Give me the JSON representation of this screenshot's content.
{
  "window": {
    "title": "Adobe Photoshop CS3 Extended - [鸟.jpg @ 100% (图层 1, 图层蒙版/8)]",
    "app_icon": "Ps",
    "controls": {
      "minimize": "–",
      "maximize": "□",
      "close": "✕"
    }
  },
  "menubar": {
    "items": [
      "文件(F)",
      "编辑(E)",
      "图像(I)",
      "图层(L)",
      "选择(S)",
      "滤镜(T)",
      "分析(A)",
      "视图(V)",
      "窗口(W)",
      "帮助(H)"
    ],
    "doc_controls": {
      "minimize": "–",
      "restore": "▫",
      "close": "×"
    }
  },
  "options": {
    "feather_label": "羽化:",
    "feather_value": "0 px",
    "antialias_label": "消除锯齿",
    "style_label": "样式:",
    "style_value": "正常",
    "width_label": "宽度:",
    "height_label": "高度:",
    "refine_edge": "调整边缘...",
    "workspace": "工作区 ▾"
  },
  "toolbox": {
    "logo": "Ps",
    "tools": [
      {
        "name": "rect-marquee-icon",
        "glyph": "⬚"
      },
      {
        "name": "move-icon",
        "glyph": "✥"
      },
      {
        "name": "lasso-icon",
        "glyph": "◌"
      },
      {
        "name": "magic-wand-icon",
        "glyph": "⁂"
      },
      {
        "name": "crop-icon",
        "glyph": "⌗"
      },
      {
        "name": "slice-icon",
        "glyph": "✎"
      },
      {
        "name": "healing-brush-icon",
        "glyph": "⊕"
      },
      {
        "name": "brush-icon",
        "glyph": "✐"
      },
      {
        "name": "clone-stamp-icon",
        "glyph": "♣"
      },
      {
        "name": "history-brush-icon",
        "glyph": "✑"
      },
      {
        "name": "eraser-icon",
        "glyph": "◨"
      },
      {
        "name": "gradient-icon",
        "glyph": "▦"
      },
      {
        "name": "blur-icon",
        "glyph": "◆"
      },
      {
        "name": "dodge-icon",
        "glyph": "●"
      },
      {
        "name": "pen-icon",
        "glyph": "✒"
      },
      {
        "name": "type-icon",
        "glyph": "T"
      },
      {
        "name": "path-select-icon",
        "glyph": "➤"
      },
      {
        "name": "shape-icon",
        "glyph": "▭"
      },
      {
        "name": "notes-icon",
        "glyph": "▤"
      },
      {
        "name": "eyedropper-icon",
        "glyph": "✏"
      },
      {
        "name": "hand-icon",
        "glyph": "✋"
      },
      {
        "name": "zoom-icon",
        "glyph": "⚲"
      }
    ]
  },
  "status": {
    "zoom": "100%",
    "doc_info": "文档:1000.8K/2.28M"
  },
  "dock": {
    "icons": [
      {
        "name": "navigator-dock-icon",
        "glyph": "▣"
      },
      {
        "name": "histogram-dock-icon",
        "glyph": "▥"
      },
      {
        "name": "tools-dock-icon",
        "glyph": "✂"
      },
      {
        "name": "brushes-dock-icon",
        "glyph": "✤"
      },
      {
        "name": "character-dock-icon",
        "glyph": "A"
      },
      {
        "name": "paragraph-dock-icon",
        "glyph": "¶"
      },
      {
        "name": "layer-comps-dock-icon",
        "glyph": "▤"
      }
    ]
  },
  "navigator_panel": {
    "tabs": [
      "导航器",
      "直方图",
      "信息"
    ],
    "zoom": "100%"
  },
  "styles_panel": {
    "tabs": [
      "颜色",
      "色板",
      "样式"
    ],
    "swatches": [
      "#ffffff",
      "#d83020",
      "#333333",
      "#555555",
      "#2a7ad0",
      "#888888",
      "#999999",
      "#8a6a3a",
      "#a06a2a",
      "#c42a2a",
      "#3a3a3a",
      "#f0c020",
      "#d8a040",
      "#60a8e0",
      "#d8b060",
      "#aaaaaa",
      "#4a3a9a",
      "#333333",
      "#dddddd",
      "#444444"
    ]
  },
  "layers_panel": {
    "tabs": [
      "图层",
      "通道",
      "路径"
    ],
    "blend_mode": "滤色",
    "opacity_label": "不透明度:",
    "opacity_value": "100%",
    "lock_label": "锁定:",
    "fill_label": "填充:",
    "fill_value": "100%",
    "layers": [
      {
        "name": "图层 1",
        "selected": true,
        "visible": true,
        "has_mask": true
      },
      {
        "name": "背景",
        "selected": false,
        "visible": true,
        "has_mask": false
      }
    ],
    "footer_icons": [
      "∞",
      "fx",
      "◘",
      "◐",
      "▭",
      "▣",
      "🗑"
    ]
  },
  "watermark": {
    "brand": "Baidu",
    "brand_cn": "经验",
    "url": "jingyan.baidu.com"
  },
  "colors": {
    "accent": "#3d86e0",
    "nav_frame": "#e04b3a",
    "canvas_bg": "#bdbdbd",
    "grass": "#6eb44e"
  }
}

────────────────

◆ Written request: Every record above must be duplicated exactly.

◆ Expected answer:
Give me the JSON representation of this screenshot's content.
{
  "window": {
    "title": "Adobe Photoshop CS3 Extended - [鸟.jpg @ 100% (图层 1, 图层蒙版/8)]",
    "app_icon": "Ps",
    "controls": {
      "minimize": "–",
      "maximize": "□",
      "close": "✕"
    }
  },
  "menubar": {
    "items": [
      "文件(F)",
      "编辑(E)",
      "图像(I)",
      "图层(L)",
      "选择(S)",
      "滤镜(T)",
      "分析(A)",
      "视图(V)",
      "窗口(W)",
      "帮助(H)"
    ],
    "doc_controls": {
      "minimize": "–",
      "restore": "▫",
      "close": "×"
    }
  },
  "options": {
    "feather_label": "羽化:",
    "feather_value": "0 px",
    "antialias_label": "消除锯齿",
    "style_label": "样式:",
    "style_value": "正常",
    "width_label": "宽度:",
    "height_label": "高度:",
    "refine_edge": "调整边缘...",
    "workspace": "工作区 ▾"
  },
  "toolbox": {
    "logo": "Ps",
    "tools": [
      {
        "name": "rect-marquee-icon",
        "glyph": "⬚"
      },
      {
        "name": "move-icon",
        "glyph": "✥"
      },
      {
        "name": "lasso-icon",
        "glyph": "◌"
      },
      {
        "name": "magic-wand-icon",
        "glyph": "⁂"
      },
      {
        "name": "crop-icon",
        "glyph": "⌗"
      },
      {
        "name": "slice-icon",
        "glyph": "✎"
      },
      {
        "name": "healing-brush-icon",
        "glyph": "⊕"
      },
      {
        "name": "brush-icon",
        "glyph": "✐"
      },
      {
        "name": "clone-stamp-icon",
        "glyph": "♣"
      },
      {
        "name": "history-brush-icon",
        "glyph": "✑"
      },
      {
        "name": "eraser-icon",
        "glyph": "◨"
      },
      {
        "name": "gradient-icon",
        "glyph": "▦"
      },
      {
        "name": "blur-icon",
        "glyph": "◆"
      },
      {
        "name": "dodge-icon",
        "glyph": "●"
      },
      {
        "name": "pen-icon",
        "glyph": "✒"
      },
      {
        "name": "type-icon",
        "glyph": "T"
      },
      {
        "name": "path-select-icon",
        "glyph": "➤"
      },
      {
        "name": "shape-icon",
        "glyph": "▭"
      },
      {
        "name": "notes-icon",
        "glyph": "▤"
      },
      {
        "name": "eyedropper-icon",
        "glyph": "✏"
      },
      {
        "name": "hand-icon",
        "glyph": "✋"
      },
      {
        "name": "zoom-icon",
        "glyph": "⚲"
      }
    ]
  },
  "status": {
    "zoom": "100%",
    "doc_info": "文档:1000.8K/2.28M"
  },
  "dock": {
    "icons": [
      {
        "name": "navigator-dock-icon",
        "glyph": "▣"
      },
      {
        "name": "histogram-dock-icon",
        "glyph": "▥"
      },
      {
        "name": "tools-dock-icon",
        "glyph": "✂"
      },
      {
        "name": "brushes-dock-icon",
        "glyph": "✤"
      },
      {
        "name": "character-dock-icon",
        "glyph": "A"
      },
      {
        "name": "paragraph-dock-icon",
        "glyph": "¶"
      },
      {
        "name": "layer-comps-dock-icon",
        "glyph": "▤"
      }
    ]
  },
  "navigator_panel": {
    "tabs": [
      "导航器",
      "直方图",
      "信息"
    ],
    "zoom": "100%"
  },
  "styles_panel": {
    "tabs": [
      "颜色",
      "色板",
      "样式"
    ],
    "swatches": [
      "#ffffff",
      "#d83020",
      "#333333",
      "#555555",
      "#2a7ad0",
      "#888888",
      "#999999",
      "#8a6a3a",
      "#a06a2a",
      "#c42a2a",
      "#3a3a3a",
      "#f0c020",
      "#d8a040",
      "#60a8e0",
      "#d8b060",
      "#aaaaaa",
      "#4a3a9a",
      "#333333",
      "#dddddd",
      "#444444"
    ]
  },
  "layers_panel": {
    "tabs": [
      "图层",
      "通道",
      "路径"
    ],
    "blend_mode": "滤色",
    "opacity_label": "不透明度:",
    "opacity_value": "100%",
    "lock_label": "锁定:",
    "fill_label": "填充:",
    "fill_value": "100%",
    "layers": [
      {
        "name": "图层 1",
        "selected": true,
        "visible": true,
        "has_mask": true
      },
      {
        "name": "背景",
        "selected": false,
        "visible": true,
        "has_mask": false
      }
    ],
    "footer_icons": [
      "∞",
      "fx",
      "◘",
      "◐",
      "▭",
      "▣",
      "🗑"
    ]
  },
  "watermark": {
    "brand": "Baidu",
    "brand_cn": "经验",
    "url": "jingyan.baidu.com"
  },
  "colors": {
    "accent": "#3d86e0",
    "nav_frame": "#e04b3a",
    "canvas_bg": "#bdbdbd",
    "grass": "#6eb44e"
  }
}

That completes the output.